Each line of the listing that contains the word "Contenus" is to be copied.

— start of DATASET EXCERPTS —

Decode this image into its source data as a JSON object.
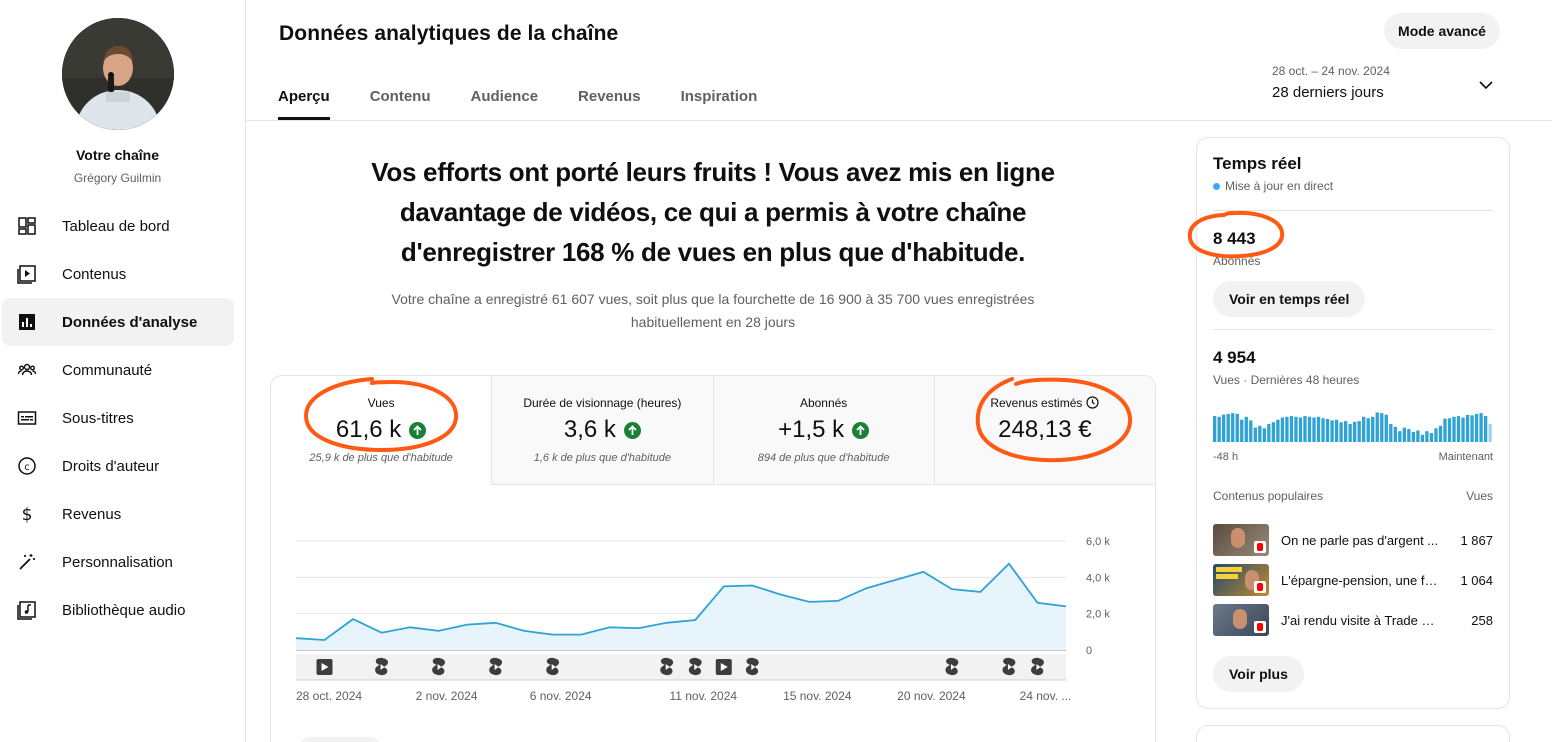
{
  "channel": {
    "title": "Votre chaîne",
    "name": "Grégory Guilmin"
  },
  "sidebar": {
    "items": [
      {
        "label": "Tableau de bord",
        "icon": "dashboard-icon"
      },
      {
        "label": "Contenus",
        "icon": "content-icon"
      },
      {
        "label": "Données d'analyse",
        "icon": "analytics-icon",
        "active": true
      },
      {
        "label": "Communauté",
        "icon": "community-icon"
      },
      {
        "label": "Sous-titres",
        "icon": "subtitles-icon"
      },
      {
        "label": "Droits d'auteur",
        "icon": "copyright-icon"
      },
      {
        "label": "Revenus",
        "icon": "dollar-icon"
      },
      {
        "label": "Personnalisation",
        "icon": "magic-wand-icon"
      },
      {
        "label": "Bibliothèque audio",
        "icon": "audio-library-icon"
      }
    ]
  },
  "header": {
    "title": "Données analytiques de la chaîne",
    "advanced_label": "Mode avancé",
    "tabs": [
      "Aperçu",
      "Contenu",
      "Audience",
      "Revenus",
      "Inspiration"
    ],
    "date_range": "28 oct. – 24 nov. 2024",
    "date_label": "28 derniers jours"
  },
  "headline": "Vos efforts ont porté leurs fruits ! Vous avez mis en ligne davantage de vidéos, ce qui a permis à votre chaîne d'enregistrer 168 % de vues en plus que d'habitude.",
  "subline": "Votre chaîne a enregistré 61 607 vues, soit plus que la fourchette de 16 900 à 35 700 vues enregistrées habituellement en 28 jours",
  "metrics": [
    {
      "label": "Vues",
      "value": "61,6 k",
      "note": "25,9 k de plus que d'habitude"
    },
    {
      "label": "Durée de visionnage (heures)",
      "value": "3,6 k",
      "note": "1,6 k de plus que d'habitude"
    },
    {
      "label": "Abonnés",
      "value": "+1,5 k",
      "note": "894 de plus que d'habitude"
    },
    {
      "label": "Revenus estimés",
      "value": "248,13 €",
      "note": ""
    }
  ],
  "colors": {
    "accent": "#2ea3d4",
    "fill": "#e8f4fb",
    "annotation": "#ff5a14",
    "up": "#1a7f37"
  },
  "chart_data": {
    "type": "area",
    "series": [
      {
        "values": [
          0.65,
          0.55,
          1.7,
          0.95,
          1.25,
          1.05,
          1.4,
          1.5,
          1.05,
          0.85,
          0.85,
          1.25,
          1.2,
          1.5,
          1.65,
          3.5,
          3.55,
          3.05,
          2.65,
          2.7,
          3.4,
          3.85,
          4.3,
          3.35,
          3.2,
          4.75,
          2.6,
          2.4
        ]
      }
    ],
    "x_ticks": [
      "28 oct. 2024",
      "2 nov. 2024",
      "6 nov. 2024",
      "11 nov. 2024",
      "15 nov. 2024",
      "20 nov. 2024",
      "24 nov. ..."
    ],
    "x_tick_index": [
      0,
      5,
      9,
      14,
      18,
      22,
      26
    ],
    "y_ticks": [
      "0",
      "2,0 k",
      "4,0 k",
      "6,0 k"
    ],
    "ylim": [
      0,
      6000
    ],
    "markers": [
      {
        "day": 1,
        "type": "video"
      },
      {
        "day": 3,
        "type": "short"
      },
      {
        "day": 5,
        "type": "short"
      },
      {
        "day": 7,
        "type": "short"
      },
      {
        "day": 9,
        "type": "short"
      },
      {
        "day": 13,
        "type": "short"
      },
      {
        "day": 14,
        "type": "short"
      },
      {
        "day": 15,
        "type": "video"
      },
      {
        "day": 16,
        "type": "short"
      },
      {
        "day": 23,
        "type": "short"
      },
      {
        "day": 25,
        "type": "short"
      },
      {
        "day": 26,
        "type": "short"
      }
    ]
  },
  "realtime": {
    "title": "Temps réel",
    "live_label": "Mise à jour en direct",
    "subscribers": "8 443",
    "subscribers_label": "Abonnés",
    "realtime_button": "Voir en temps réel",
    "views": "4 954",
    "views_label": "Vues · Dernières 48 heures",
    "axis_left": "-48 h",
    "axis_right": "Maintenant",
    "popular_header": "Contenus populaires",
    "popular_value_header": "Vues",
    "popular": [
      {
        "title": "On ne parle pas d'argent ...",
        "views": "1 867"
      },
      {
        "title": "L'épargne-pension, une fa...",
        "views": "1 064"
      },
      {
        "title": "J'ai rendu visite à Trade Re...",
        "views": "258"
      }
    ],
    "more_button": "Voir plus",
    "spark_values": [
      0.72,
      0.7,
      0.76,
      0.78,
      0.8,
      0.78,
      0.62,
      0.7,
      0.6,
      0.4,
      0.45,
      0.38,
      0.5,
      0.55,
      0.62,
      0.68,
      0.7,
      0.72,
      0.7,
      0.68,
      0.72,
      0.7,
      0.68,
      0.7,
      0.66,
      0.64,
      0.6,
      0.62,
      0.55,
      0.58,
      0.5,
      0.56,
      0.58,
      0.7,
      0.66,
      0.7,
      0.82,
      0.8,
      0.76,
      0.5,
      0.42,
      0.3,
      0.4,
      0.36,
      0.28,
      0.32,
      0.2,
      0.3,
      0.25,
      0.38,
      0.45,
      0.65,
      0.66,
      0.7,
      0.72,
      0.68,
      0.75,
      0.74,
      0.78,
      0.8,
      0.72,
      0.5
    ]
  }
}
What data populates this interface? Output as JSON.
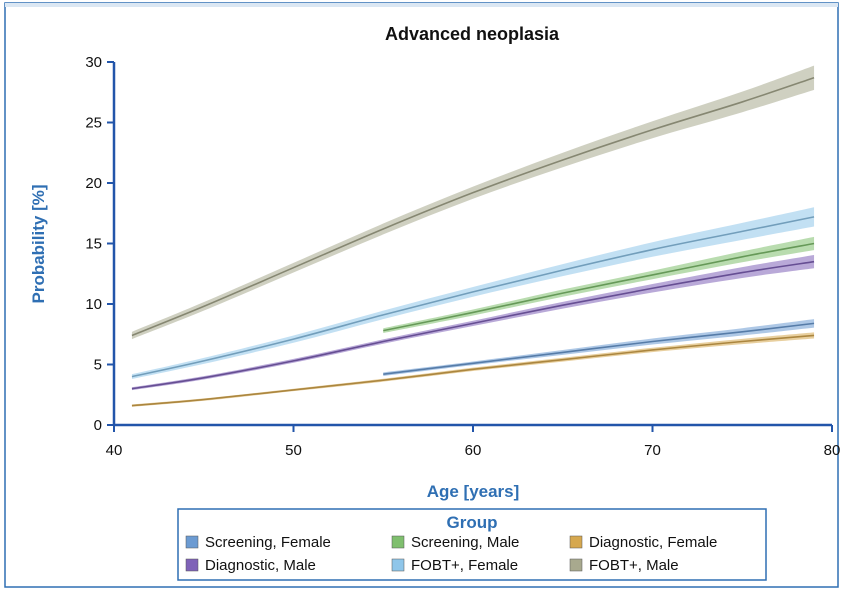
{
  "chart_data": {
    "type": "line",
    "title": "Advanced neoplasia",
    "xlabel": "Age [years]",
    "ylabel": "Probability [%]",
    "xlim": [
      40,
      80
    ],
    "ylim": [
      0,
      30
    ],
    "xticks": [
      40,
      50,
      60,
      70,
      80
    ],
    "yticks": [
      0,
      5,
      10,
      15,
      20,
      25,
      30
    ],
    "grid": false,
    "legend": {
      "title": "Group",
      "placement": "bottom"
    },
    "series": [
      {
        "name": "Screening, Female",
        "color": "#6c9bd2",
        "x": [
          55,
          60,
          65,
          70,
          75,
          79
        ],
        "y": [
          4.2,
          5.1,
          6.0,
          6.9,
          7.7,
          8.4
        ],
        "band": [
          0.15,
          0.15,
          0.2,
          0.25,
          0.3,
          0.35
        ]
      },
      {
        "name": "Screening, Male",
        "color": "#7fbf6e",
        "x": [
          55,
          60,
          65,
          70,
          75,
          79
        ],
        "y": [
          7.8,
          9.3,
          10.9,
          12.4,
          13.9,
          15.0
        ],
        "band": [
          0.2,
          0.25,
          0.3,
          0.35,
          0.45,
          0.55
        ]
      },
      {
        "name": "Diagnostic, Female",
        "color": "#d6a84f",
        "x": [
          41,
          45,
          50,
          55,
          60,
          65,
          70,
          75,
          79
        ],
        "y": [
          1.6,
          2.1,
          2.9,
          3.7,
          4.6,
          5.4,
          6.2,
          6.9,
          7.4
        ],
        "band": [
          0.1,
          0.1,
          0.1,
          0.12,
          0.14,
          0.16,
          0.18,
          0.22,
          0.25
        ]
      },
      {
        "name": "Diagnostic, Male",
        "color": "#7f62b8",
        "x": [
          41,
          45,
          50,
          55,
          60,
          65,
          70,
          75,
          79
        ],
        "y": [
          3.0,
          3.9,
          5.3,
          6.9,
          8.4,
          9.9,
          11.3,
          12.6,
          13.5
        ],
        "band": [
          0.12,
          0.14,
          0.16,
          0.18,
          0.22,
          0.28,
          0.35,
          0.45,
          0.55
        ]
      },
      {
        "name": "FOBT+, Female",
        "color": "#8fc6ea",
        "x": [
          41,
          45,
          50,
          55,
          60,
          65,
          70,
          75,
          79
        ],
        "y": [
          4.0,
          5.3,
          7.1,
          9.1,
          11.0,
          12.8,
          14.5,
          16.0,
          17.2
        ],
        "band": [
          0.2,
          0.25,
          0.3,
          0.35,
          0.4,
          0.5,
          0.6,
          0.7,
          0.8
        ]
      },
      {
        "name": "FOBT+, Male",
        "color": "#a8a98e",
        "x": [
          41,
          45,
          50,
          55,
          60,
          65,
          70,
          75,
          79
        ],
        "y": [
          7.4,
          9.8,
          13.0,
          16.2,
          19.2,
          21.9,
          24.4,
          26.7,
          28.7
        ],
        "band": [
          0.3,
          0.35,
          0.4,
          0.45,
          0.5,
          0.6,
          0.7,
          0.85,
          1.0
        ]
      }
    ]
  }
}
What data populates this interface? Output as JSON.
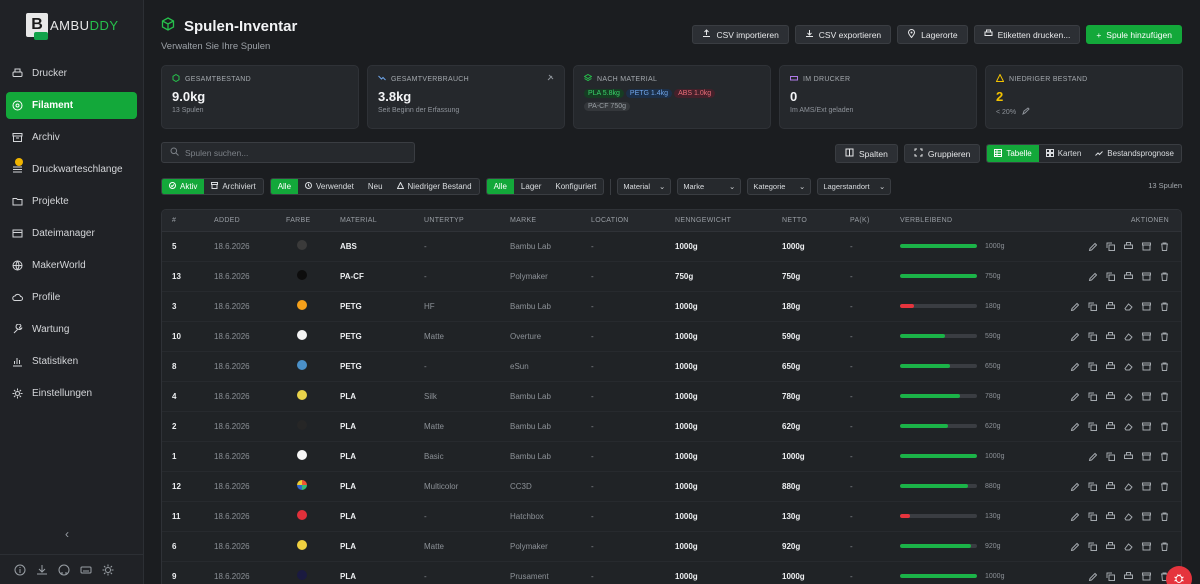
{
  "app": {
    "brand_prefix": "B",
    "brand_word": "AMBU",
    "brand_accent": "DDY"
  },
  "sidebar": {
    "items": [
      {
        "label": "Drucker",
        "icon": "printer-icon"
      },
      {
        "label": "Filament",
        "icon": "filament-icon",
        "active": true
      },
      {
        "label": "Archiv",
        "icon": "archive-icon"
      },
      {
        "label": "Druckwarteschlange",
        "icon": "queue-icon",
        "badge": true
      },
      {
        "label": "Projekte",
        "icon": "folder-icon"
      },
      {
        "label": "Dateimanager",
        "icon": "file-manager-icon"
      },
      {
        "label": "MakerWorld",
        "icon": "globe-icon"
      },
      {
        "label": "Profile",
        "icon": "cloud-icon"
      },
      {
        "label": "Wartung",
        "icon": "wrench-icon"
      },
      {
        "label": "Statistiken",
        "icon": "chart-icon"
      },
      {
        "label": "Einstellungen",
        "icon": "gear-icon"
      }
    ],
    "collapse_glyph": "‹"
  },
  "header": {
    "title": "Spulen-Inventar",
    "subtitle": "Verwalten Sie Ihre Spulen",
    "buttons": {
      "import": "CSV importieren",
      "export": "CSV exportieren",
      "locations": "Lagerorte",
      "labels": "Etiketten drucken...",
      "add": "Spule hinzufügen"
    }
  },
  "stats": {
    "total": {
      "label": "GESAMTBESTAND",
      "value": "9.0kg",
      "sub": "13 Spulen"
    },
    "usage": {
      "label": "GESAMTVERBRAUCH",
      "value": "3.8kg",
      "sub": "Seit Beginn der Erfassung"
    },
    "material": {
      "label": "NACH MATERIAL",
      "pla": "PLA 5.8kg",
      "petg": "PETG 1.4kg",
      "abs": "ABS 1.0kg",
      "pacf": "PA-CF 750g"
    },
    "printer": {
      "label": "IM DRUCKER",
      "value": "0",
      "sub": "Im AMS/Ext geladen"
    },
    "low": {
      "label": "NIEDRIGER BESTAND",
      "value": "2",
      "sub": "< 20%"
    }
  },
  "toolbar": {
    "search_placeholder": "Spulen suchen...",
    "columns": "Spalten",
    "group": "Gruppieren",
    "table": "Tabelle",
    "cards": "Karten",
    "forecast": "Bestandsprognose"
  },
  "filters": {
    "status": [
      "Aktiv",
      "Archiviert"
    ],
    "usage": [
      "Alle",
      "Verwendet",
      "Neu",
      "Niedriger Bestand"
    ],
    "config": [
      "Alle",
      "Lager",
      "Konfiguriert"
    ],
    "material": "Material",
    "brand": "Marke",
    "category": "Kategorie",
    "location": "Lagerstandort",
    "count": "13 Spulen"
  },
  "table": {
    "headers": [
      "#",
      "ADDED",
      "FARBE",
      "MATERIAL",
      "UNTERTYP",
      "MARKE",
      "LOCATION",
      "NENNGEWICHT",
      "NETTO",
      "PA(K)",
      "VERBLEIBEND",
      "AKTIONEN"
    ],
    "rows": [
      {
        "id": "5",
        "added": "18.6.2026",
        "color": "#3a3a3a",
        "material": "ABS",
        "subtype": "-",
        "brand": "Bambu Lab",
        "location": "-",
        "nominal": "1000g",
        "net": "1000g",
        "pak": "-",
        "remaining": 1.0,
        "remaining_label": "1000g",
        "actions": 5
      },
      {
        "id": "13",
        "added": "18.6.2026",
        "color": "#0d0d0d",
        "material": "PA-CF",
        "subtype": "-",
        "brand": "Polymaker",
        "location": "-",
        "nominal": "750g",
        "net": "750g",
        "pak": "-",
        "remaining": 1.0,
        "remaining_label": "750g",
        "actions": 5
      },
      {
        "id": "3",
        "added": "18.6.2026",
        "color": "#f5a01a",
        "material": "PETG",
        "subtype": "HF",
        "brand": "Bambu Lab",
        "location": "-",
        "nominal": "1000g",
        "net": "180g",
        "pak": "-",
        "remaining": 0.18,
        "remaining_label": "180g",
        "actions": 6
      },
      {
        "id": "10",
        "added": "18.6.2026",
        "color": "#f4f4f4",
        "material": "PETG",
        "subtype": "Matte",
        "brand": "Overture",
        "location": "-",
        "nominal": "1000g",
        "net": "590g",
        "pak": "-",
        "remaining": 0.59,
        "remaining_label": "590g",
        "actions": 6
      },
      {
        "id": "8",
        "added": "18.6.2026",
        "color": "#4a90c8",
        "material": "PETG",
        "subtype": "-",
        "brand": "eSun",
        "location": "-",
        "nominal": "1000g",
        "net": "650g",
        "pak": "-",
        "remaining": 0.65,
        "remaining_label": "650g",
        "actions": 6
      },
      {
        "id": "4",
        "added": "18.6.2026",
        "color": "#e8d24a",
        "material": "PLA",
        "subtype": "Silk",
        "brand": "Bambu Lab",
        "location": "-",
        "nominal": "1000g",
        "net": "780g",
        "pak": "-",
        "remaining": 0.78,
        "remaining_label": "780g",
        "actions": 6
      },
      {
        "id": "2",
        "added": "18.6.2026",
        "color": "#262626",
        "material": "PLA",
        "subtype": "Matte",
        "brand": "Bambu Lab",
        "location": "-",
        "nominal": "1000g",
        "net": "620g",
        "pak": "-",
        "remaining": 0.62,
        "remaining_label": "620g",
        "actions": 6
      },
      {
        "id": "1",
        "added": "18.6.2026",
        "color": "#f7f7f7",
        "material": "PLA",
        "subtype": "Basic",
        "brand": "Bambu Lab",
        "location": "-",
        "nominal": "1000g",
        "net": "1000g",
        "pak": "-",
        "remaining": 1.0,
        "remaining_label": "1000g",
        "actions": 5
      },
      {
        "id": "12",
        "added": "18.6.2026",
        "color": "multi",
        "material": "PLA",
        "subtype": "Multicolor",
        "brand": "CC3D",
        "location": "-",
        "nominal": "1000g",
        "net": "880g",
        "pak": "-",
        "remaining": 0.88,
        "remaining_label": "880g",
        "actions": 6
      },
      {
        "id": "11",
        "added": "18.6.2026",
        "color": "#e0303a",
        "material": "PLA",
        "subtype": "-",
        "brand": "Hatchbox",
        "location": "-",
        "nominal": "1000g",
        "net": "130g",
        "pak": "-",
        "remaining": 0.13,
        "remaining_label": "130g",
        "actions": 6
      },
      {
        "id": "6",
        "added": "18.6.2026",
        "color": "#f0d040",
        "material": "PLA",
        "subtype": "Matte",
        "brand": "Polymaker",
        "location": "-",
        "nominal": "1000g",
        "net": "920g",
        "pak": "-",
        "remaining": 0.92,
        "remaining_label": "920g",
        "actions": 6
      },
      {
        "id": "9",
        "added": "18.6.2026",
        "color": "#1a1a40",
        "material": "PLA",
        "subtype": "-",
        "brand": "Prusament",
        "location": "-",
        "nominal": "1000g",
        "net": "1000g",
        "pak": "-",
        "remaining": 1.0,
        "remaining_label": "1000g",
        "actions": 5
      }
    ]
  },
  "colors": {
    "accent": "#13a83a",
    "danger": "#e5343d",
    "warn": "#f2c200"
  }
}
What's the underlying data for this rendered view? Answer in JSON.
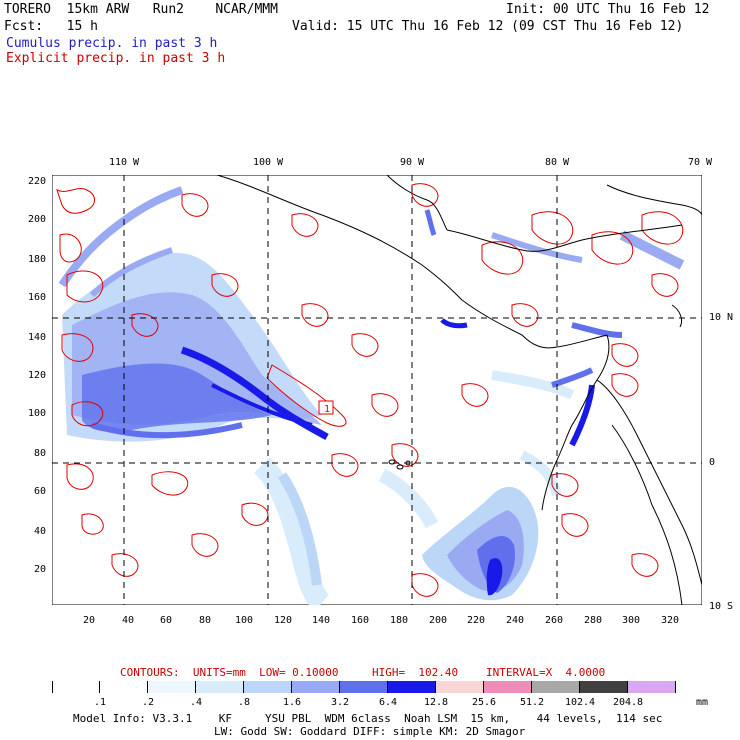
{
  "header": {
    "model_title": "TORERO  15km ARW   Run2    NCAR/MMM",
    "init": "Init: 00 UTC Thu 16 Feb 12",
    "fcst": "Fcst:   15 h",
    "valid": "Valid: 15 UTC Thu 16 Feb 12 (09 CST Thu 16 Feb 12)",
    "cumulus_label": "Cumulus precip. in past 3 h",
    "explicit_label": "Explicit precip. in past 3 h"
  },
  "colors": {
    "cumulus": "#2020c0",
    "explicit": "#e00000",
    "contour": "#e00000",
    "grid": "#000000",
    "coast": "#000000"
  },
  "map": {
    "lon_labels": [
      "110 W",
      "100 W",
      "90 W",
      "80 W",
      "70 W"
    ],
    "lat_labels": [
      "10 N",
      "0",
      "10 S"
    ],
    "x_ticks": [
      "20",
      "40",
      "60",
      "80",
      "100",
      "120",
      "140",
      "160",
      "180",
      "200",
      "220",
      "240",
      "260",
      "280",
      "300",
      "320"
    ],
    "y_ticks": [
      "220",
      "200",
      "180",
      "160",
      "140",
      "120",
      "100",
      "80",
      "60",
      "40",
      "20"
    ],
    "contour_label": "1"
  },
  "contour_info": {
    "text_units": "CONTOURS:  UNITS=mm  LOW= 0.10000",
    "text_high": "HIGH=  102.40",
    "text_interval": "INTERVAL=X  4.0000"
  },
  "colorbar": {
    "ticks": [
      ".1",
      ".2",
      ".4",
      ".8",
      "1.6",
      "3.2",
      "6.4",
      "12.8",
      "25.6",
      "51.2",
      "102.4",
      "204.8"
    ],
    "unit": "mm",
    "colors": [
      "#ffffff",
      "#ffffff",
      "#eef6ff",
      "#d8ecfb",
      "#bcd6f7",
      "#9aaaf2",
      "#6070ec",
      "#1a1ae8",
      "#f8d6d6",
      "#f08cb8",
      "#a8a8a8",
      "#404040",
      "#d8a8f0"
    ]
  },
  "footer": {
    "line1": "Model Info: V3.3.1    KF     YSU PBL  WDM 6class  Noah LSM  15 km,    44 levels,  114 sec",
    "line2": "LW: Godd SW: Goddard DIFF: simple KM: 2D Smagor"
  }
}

— end of DATASET EXCERPTS —

EXPECTED ANSWER:
        "label": "Contenus",
    "popular_header": "Contenus populaires",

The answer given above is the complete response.